Task description — Locate every line that holds the string "Chart" and copy it.
===
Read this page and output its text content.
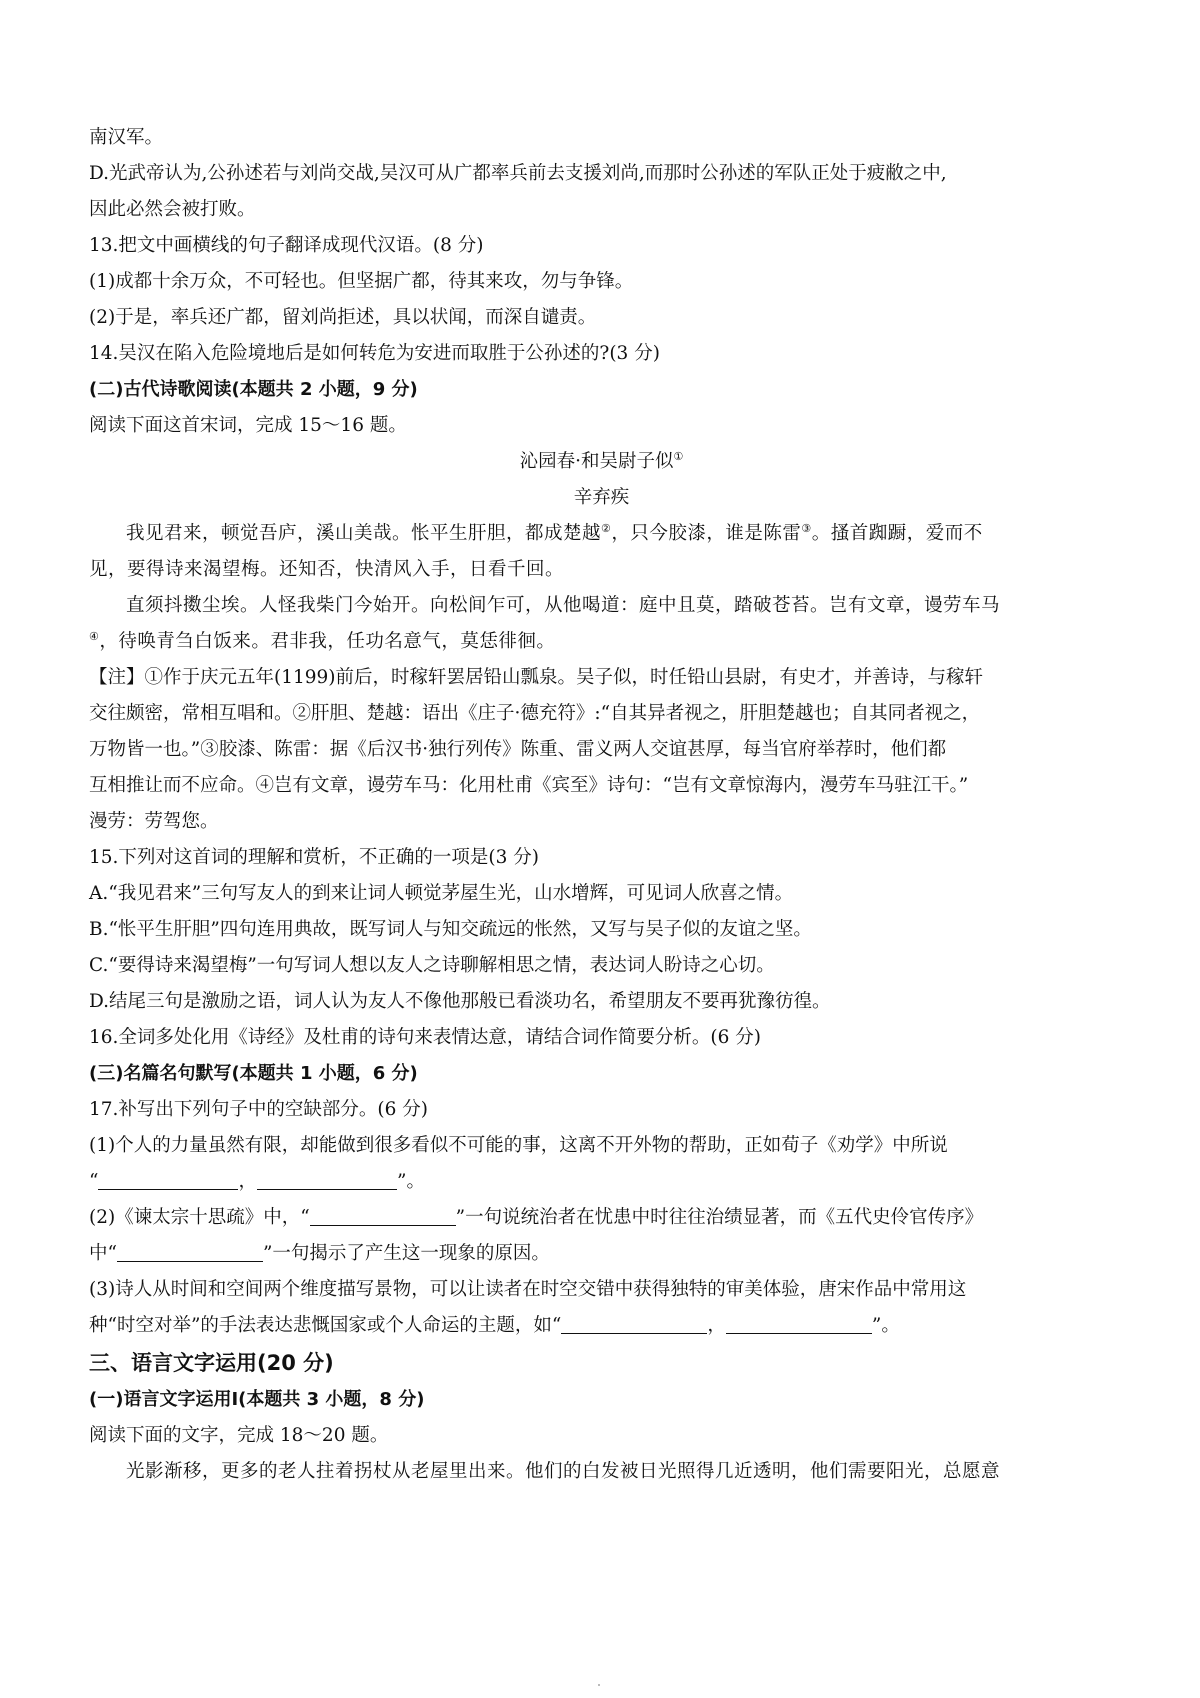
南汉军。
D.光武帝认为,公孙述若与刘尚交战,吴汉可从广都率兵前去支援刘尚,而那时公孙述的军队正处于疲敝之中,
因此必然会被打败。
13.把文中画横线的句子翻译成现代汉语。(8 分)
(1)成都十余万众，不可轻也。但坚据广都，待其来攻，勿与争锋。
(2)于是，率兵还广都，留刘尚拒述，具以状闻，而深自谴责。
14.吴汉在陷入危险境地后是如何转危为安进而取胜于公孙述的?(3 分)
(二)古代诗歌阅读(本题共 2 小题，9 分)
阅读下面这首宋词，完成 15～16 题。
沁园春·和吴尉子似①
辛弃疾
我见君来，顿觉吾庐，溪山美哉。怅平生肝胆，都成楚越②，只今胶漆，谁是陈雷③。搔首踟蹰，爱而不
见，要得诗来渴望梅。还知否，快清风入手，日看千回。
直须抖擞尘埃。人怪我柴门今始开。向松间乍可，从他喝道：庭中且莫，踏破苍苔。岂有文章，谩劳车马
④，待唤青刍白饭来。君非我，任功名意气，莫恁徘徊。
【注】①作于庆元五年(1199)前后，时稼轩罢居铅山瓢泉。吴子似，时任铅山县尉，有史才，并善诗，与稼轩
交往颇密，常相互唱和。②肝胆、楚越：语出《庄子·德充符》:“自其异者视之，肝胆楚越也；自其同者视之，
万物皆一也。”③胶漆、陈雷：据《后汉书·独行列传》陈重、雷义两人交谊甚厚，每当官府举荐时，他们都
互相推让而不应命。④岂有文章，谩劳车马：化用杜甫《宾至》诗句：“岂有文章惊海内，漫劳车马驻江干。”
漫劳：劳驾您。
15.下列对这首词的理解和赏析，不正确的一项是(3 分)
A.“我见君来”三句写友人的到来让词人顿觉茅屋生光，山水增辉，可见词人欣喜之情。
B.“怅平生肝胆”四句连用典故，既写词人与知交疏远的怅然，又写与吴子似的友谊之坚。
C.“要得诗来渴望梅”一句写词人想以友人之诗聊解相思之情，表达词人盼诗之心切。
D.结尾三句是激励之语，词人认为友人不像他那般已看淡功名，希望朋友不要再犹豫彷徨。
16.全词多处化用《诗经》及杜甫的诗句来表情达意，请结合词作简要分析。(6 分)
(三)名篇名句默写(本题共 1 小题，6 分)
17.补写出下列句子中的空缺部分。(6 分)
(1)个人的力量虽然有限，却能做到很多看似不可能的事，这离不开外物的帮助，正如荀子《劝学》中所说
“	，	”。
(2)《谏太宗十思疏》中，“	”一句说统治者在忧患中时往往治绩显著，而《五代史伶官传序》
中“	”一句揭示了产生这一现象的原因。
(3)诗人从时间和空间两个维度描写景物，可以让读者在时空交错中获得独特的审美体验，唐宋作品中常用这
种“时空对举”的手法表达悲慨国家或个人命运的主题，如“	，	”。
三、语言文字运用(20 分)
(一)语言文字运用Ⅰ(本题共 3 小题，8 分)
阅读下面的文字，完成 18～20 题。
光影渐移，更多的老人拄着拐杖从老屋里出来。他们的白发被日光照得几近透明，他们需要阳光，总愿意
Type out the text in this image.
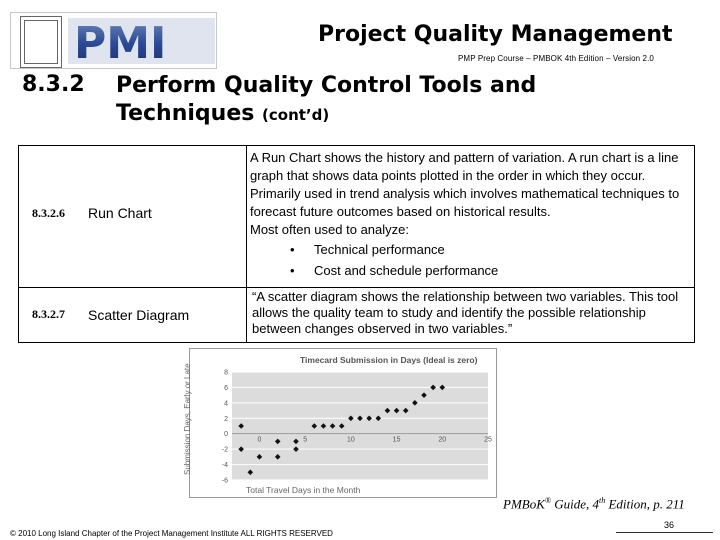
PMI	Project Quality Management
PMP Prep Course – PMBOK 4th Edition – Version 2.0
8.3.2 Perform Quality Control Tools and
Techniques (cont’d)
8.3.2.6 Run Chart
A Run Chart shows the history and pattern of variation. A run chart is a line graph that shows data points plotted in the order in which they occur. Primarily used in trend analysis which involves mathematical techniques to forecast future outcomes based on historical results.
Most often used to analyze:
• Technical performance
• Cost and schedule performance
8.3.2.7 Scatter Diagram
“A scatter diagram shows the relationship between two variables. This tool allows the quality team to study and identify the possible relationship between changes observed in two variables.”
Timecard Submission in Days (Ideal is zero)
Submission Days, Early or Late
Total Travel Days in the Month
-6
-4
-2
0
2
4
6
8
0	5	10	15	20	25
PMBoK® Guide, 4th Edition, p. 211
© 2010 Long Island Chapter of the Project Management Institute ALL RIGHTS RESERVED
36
===
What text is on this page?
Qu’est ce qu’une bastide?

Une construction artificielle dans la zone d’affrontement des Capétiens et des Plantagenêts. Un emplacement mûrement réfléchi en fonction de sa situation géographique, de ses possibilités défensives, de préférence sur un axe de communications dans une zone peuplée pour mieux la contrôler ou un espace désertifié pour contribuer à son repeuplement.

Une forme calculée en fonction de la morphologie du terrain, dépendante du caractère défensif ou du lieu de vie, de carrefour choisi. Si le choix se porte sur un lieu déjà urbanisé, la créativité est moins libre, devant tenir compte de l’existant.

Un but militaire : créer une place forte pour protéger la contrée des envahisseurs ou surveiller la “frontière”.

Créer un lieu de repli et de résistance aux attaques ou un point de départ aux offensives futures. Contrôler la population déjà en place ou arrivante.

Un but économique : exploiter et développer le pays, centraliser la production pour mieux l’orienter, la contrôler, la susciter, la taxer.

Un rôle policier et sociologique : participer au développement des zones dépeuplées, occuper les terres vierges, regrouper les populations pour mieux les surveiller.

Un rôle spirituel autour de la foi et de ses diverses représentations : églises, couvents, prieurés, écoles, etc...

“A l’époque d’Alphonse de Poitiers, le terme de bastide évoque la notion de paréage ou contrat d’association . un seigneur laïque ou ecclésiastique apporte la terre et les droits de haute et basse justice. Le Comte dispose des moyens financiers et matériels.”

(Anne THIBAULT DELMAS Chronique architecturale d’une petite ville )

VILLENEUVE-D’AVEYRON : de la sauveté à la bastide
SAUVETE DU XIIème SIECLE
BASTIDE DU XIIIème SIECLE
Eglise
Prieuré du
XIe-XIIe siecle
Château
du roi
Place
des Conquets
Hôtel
===
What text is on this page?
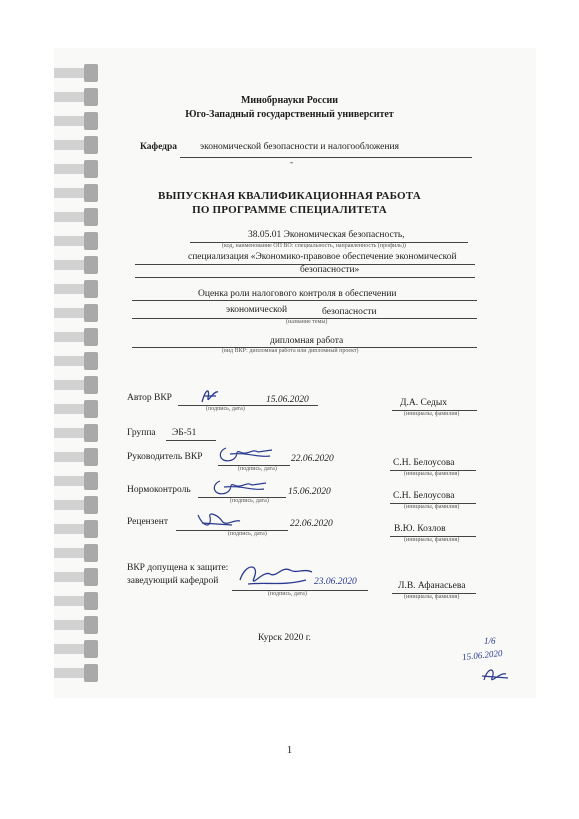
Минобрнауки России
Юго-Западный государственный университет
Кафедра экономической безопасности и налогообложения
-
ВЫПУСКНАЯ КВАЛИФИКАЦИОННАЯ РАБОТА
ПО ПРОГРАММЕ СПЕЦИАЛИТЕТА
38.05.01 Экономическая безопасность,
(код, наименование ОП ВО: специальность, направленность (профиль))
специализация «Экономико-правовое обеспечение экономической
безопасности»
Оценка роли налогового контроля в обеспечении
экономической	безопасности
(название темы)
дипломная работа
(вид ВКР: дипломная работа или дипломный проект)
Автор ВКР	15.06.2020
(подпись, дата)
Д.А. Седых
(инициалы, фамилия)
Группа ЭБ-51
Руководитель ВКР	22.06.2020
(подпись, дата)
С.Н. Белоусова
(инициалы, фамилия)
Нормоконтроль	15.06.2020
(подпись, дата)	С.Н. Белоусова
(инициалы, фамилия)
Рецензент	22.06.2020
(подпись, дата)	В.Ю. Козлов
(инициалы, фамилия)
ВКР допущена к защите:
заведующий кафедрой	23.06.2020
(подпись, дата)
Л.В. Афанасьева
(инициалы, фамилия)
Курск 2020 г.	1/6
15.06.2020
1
===
The response —
8.3.2.6 Run Chart
A Run Chart shows the history and pattern of variation. A run chart is a line graph that shows data points plotted in the order in which they occur. Primarily used in trend analysis which involves mathematical techniques to forecast future outcomes based on historical results.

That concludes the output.